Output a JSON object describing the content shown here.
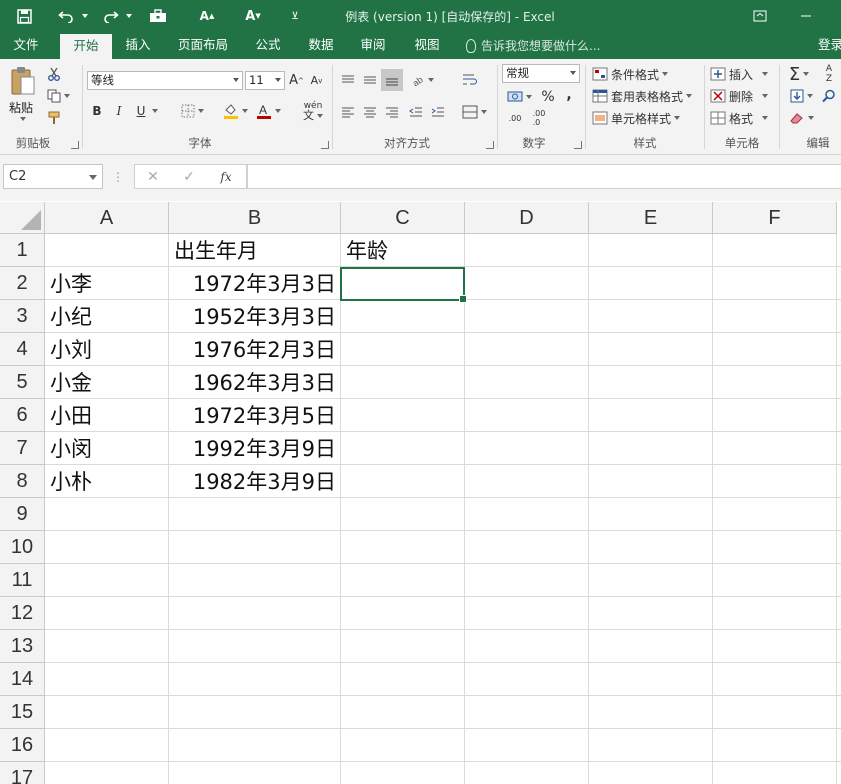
{
  "title_bar": {
    "doc_title": "例表 (version 1) [自动保存的] - Excel",
    "icons": [
      "save-icon",
      "undo-icon",
      "redo-icon",
      "toolbox-icon",
      "font-increase-icon",
      "font-decrease-icon",
      "customize-qat-icon"
    ]
  },
  "tabs": [
    "文件",
    "开始",
    "插入",
    "页面布局",
    "公式",
    "数据",
    "审阅",
    "视图"
  ],
  "tell_me": "告诉我您想要做什么...",
  "login": "登录",
  "ribbon": {
    "clipboard": {
      "paste": "粘贴",
      "label": "剪贴板"
    },
    "font": {
      "name": "等线",
      "size": "11",
      "bold": "B",
      "italic": "I",
      "underline": "U",
      "phonetic": "wén",
      "label": "字体"
    },
    "alignment": {
      "label": "对齐方式"
    },
    "number": {
      "format": "常规",
      "percent": "%",
      "comma": ",",
      "inc_decimal": ".00",
      "label": "数字"
    },
    "styles": {
      "conditional": "条件格式",
      "table": "套用表格格式",
      "cell": "单元格样式",
      "label": "样式"
    },
    "cells": {
      "insert": "插入",
      "delete": "删除",
      "format": "格式",
      "label": "单元格"
    },
    "editing": {
      "sum": "Σ",
      "label": "编辑"
    }
  },
  "formula_bar": {
    "name_box": "C2",
    "cancel": "✕",
    "enter": "✓",
    "fx": "fx",
    "value": ""
  },
  "sheet": {
    "columns": [
      "A",
      "B",
      "C",
      "D",
      "E",
      "F"
    ],
    "rows": [
      "1",
      "2",
      "3",
      "4",
      "5",
      "6",
      "7",
      "8",
      "9",
      "10",
      "11",
      "12",
      "13",
      "14",
      "15",
      "16",
      "17"
    ],
    "cells": [
      [
        "",
        "出生年月",
        "年龄"
      ],
      [
        "小李",
        "1972年3月3日",
        ""
      ],
      [
        "小纪",
        "1952年3月3日",
        ""
      ],
      [
        "小刘",
        "1976年2月3日",
        ""
      ],
      [
        "小金",
        "1962年3月3日",
        ""
      ],
      [
        "小田",
        "1972年3月5日",
        ""
      ],
      [
        "小闵",
        "1992年3月9日",
        ""
      ],
      [
        "小朴",
        "1982年3月9日",
        ""
      ]
    ],
    "selected_cell": "C2"
  },
  "colors": {
    "excel_green": "#217346",
    "ribbon_bg": "#f3f3f3"
  }
}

= = = = = = =

● **What you will do**
From the records given above, reproduce all text exactly and exclude each picture.

● **Exercise result**
Output a JSON object describing the content shown here.
{
  "title_bar": {
    "doc_title": "例表 (version 1) [自动保存的] - Excel",
    "icons": [
      "save-icon",
      "undo-icon",
      "redo-icon",
      "toolbox-icon",
      "font-increase-icon",
      "font-decrease-icon",
      "customize-qat-icon"
    ]
  },
  "tabs": [
    "文件",
    "开始",
    "插入",
    "页面布局",
    "公式",
    "数据",
    "审阅",
    "视图"
  ],
  "tell_me": "告诉我您想要做什么...",
  "login": "登录",
  "ribbon": {
    "clipboard": {
      "paste": "粘贴",
      "label": "剪贴板"
    },
    "font": {
      "name": "等线",
      "size": "11",
      "bold": "B",
      "italic": "I",
      "underline": "U",
      "phonetic": "wén",
      "label": "字体"
    },
    "alignment": {
      "label": "对齐方式"
    },
    "number": {
      "format": "常规",
      "percent": "%",
      "comma": ",",
      "inc_decimal": ".00",
      "label": "数字"
    },
    "styles": {
      "conditional": "条件格式",
      "table": "套用表格格式",
      "cell": "单元格样式",
      "label": "样式"
    },
    "cells": {
      "insert": "插入",
      "delete": "删除",
      "format": "格式",
      "label": "单元格"
    },
    "editing": {
      "sum": "Σ",
      "label": "编辑"
    }
  },
  "formula_bar": {
    "name_box": "C2",
    "cancel": "✕",
    "enter": "✓",
    "fx": "fx",
    "value": ""
  },
  "sheet": {
    "columns": [
      "A",
      "B",
      "C",
      "D",
      "E",
      "F"
    ],
    "rows": [
      "1",
      "2",
      "3",
      "4",
      "5",
      "6",
      "7",
      "8",
      "9",
      "10",
      "11",
      "12",
      "13",
      "14",
      "15",
      "16",
      "17"
    ],
    "cells": [
      [
        "",
        "出生年月",
        "年龄"
      ],
      [
        "小李",
        "1972年3月3日",
        ""
      ],
      [
        "小纪",
        "1952年3月3日",
        ""
      ],
      [
        "小刘",
        "1976年2月3日",
        ""
      ],
      [
        "小金",
        "1962年3月3日",
        ""
      ],
      [
        "小田",
        "1972年3月5日",
        ""
      ],
      [
        "小闵",
        "1992年3月9日",
        ""
      ],
      [
        "小朴",
        "1982年3月9日",
        ""
      ]
    ],
    "selected_cell": "C2"
  },
  "colors": {
    "excel_green": "#217346",
    "ribbon_bg": "#f3f3f3"
  }
}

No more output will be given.